Records contained in a dataset
□ □ □

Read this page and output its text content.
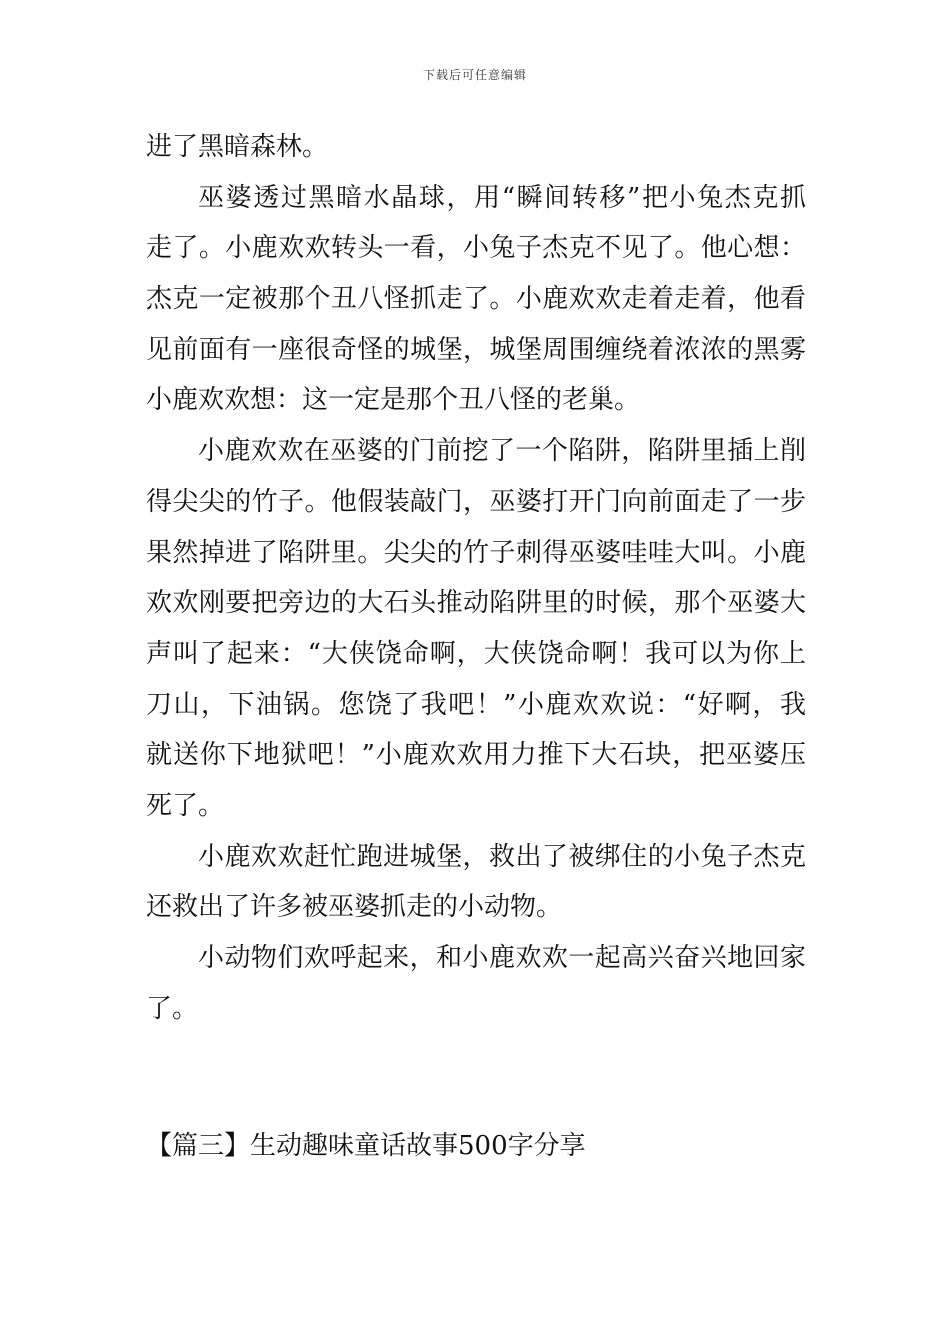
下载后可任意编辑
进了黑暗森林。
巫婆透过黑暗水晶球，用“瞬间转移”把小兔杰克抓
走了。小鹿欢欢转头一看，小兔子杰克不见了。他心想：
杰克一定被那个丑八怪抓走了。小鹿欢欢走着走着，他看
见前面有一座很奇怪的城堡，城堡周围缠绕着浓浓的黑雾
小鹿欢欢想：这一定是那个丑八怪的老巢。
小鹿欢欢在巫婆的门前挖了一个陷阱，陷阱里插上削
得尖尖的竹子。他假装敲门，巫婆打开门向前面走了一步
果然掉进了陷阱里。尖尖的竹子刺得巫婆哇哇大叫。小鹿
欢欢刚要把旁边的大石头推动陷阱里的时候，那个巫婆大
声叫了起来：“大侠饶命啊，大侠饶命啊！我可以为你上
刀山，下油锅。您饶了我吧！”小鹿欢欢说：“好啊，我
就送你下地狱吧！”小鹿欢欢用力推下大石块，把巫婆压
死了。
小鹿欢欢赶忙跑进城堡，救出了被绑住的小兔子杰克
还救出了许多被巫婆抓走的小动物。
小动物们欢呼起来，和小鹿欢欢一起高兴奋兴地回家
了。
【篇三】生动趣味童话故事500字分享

□ □ □

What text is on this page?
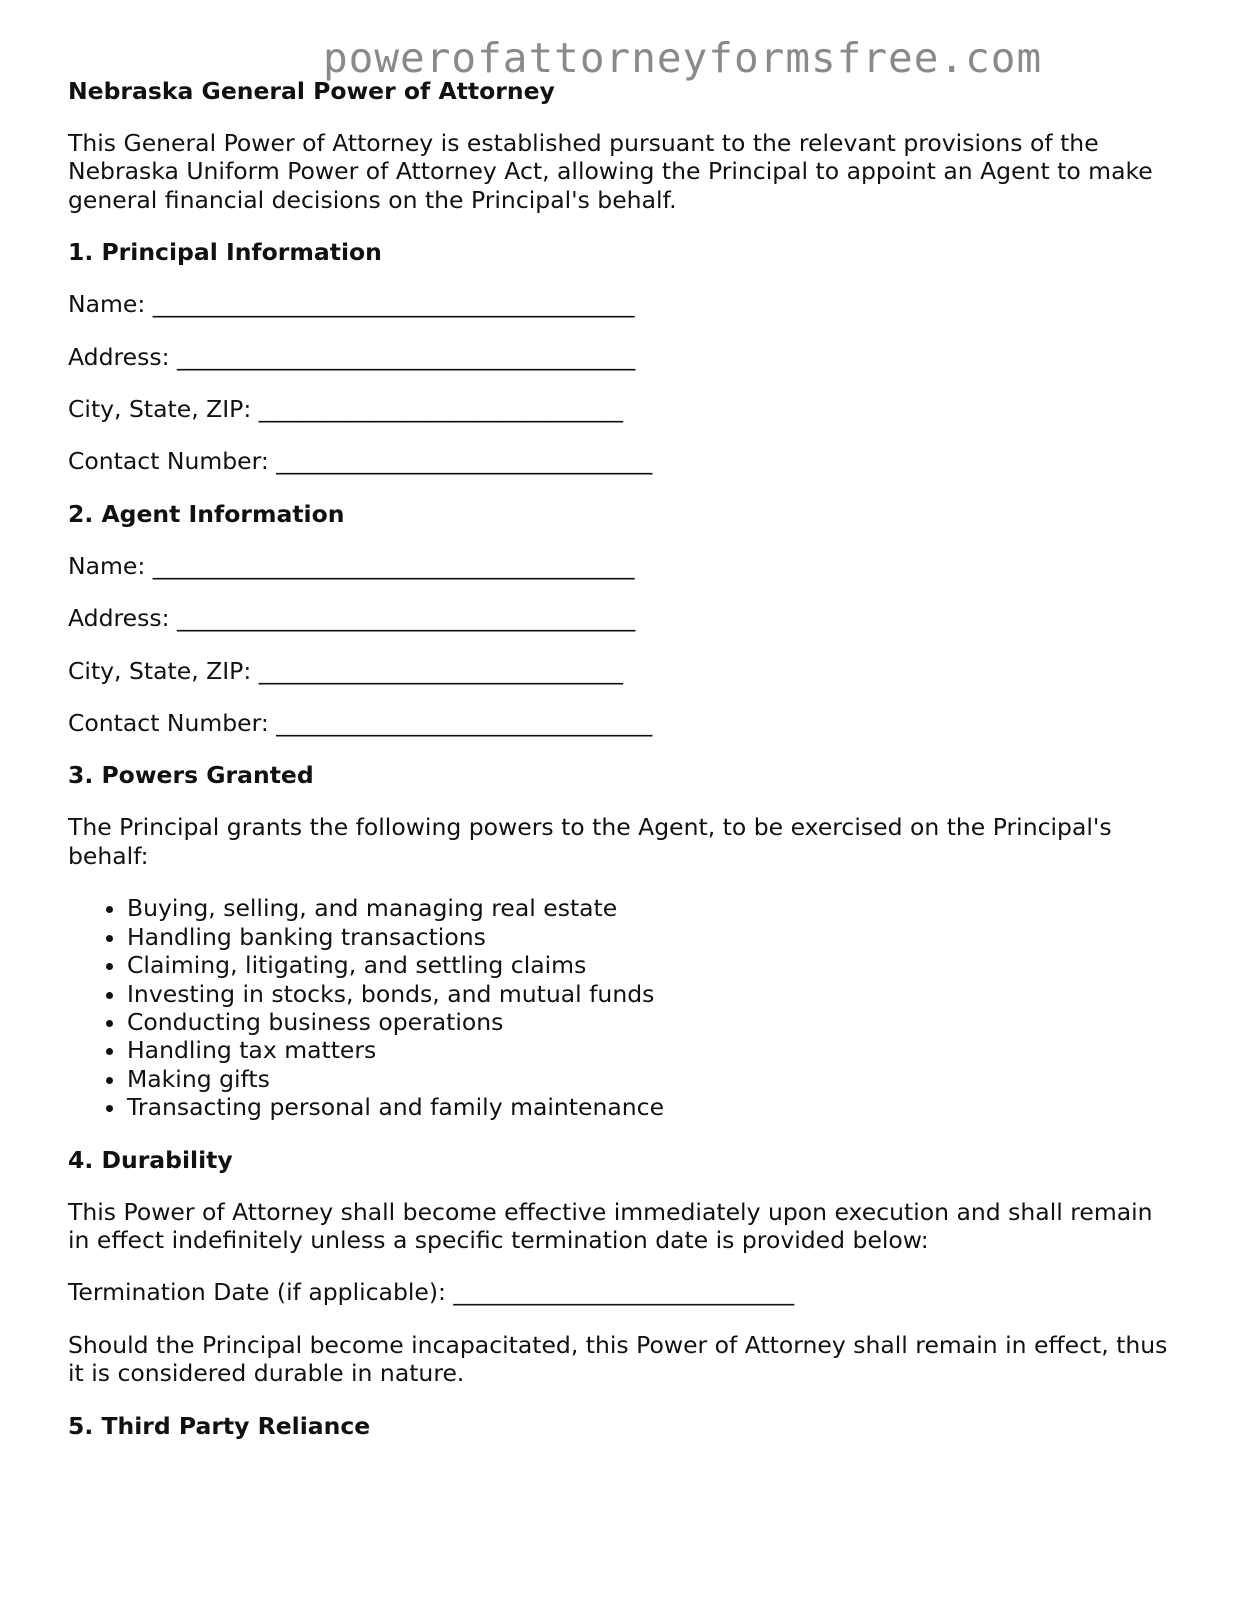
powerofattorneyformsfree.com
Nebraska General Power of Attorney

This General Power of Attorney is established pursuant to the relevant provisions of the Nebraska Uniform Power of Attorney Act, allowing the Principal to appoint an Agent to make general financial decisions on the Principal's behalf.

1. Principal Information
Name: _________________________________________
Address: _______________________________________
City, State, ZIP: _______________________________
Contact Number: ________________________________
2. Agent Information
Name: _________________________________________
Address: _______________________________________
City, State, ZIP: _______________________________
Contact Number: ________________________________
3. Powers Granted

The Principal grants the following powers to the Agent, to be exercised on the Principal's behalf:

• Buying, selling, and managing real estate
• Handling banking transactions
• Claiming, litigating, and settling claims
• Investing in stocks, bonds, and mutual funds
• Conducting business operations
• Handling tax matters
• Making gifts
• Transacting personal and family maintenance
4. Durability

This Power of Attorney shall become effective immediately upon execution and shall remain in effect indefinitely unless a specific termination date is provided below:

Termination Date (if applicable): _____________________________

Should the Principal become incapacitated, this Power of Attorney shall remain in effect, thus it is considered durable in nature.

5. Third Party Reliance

□ □ □

» **Task goal**:
Go through the entries above and count the lines containing the word "Handling"; give only that count.

» **Solution for this exercise**:
2